#### Task instructions:
Go through the records below line by line, counting those that contain the word "source"; answer with the count only.
------------------------------------------------
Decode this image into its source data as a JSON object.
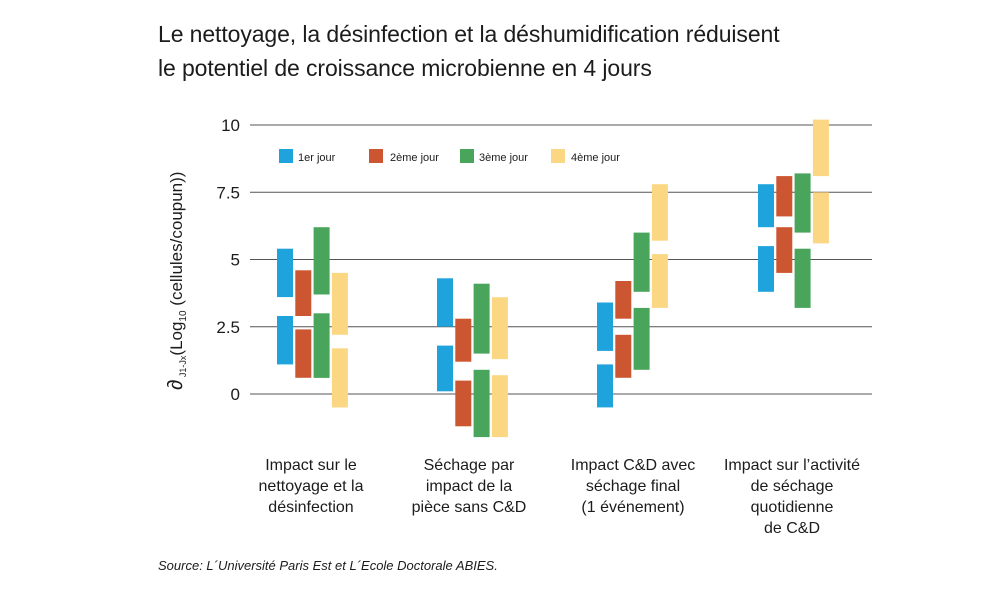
{
  "title_lines": [
    "Le nettoyage, la désinfection et la déshumidification réduisent",
    "le potentiel de croissance microbienne en 4 jours"
  ],
  "source": "Source: L´Université Paris Est et L´Ecole Doctorale ABIES.",
  "colors": {
    "1er jour": "#1fa3dc",
    "2ème jour": "#cc5632",
    "3ème jour": "#4aa55c",
    "4ème jour": "#fbd783",
    "grid": "#555555"
  },
  "chart_data": {
    "type": "range-bar",
    "ylabel": {
      "main": "∂",
      "sub1": "J1-Jx",
      "mid": "(Log",
      "sub2": "10",
      "end": " (cellules/coupun))"
    },
    "yticks": [
      0,
      2.5,
      5,
      7.5,
      10
    ],
    "ytick_labels": [
      "0",
      "2.5",
      "5",
      "7.5",
      "10"
    ],
    "ylim": [
      -1.6,
      10.5
    ],
    "legend_position": "top-left",
    "series_names": [
      "1er jour",
      "2ème jour",
      "3ème jour",
      "4ème jour"
    ],
    "categories": [
      "Impact sur le\nnettoyage et la\ndésinfection",
      "Séchage par\nimpact de la\npièce sans C&D",
      "Impact C&D avec\nséchage final\n(1 événement)",
      "Impact sur l’activité\nde séchage\nquotidienne\nde C&D"
    ],
    "groups": [
      {
        "1er jour": [
          [
            1.1,
            2.9
          ],
          [
            3.6,
            5.4
          ]
        ],
        "2ème jour": [
          [
            0.6,
            2.4
          ],
          [
            2.9,
            4.6
          ]
        ],
        "3ème jour": [
          [
            0.6,
            3.0
          ],
          [
            3.7,
            6.2
          ]
        ],
        "4ème jour": [
          [
            -0.5,
            1.7
          ],
          [
            2.2,
            4.5
          ]
        ]
      },
      {
        "1er jour": [
          [
            0.1,
            1.8
          ],
          [
            2.5,
            4.3
          ]
        ],
        "2ème jour": [
          [
            -1.2,
            0.5
          ],
          [
            1.2,
            2.8
          ]
        ],
        "3ème jour": [
          [
            -1.6,
            0.9
          ],
          [
            1.5,
            4.1
          ]
        ],
        "4ème jour": [
          [
            -1.6,
            0.7
          ],
          [
            1.3,
            3.6
          ]
        ]
      },
      {
        "1er jour": [
          [
            -0.5,
            1.1
          ],
          [
            1.6,
            3.4
          ]
        ],
        "2ème jour": [
          [
            0.6,
            2.2
          ],
          [
            2.8,
            4.2
          ]
        ],
        "3ème jour": [
          [
            0.9,
            3.2
          ],
          [
            3.8,
            6.0
          ]
        ],
        "4ème jour": [
          [
            3.2,
            5.2
          ],
          [
            5.7,
            7.8
          ]
        ]
      },
      {
        "1er jour": [
          [
            3.8,
            5.5
          ],
          [
            6.2,
            7.8
          ]
        ],
        "2ème jour": [
          [
            4.5,
            6.2
          ],
          [
            6.6,
            8.1
          ]
        ],
        "3ème jour": [
          [
            3.2,
            5.4
          ],
          [
            6.0,
            8.2
          ]
        ],
        "4ème jour": [
          [
            5.6,
            7.5
          ],
          [
            8.1,
            10.2
          ]
        ]
      }
    ]
  }
}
------------------------------------------------
#### Solved problem:
2